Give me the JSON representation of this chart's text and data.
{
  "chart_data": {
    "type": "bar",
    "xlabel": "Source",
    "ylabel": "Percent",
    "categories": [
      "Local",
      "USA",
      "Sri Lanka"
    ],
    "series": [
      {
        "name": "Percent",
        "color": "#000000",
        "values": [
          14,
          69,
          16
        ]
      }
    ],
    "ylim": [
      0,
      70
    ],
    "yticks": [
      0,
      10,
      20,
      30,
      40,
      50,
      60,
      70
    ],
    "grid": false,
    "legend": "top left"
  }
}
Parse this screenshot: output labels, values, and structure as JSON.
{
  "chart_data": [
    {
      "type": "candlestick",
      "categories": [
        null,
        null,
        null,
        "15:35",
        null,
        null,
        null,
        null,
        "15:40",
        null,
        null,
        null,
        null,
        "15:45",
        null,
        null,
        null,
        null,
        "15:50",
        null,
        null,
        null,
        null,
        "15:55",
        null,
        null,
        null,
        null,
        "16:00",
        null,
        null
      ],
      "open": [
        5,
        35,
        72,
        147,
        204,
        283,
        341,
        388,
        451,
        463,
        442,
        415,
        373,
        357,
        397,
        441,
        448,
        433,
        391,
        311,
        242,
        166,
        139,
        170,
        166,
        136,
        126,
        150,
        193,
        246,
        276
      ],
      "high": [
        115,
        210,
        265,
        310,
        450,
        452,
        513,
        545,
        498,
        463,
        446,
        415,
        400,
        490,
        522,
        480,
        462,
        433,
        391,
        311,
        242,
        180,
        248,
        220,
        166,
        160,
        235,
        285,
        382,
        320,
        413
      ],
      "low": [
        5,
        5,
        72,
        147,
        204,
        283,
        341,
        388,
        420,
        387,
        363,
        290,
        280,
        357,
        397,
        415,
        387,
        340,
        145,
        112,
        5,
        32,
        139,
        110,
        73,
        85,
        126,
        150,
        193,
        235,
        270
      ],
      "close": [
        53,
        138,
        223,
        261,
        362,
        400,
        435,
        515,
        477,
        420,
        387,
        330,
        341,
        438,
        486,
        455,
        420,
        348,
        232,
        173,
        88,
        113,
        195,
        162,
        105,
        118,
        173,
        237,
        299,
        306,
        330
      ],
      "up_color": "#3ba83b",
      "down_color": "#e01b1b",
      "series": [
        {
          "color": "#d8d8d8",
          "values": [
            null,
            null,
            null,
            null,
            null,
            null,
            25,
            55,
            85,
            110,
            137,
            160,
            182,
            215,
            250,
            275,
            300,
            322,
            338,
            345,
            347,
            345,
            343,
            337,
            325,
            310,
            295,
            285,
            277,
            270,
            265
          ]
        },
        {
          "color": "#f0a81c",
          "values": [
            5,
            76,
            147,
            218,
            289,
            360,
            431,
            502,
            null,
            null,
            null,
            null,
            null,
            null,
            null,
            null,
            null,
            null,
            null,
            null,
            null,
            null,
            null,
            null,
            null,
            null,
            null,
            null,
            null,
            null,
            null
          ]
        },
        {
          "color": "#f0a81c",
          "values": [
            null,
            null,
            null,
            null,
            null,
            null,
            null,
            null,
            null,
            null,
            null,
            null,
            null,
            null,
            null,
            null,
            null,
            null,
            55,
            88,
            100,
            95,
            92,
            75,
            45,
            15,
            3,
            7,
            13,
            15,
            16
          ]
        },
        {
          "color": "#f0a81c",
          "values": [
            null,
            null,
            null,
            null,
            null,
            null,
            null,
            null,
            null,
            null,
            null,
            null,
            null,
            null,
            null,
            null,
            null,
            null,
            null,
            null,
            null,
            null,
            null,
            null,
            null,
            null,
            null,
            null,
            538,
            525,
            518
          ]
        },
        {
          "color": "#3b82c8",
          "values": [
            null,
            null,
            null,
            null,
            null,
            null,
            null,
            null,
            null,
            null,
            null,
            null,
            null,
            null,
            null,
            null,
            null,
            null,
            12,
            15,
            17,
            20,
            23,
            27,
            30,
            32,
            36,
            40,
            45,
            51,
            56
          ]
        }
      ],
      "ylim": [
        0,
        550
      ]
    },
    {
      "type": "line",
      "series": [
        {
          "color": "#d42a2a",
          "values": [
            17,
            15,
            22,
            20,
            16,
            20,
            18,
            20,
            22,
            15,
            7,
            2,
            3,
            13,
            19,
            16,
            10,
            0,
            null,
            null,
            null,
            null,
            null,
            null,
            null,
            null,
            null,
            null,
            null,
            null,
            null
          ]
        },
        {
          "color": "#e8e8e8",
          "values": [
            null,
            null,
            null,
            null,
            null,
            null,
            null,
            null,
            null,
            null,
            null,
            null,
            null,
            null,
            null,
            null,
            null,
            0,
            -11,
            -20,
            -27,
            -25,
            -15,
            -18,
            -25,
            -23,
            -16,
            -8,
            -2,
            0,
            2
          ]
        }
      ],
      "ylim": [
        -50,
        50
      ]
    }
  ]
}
....................
THE REQUEST
Check each line above for the string "this", then copy the ones that have it.

REPLY
Give me the JSON representation of this chart's text and data.
Parse this screenshot: output labels, values, and structure as JSON.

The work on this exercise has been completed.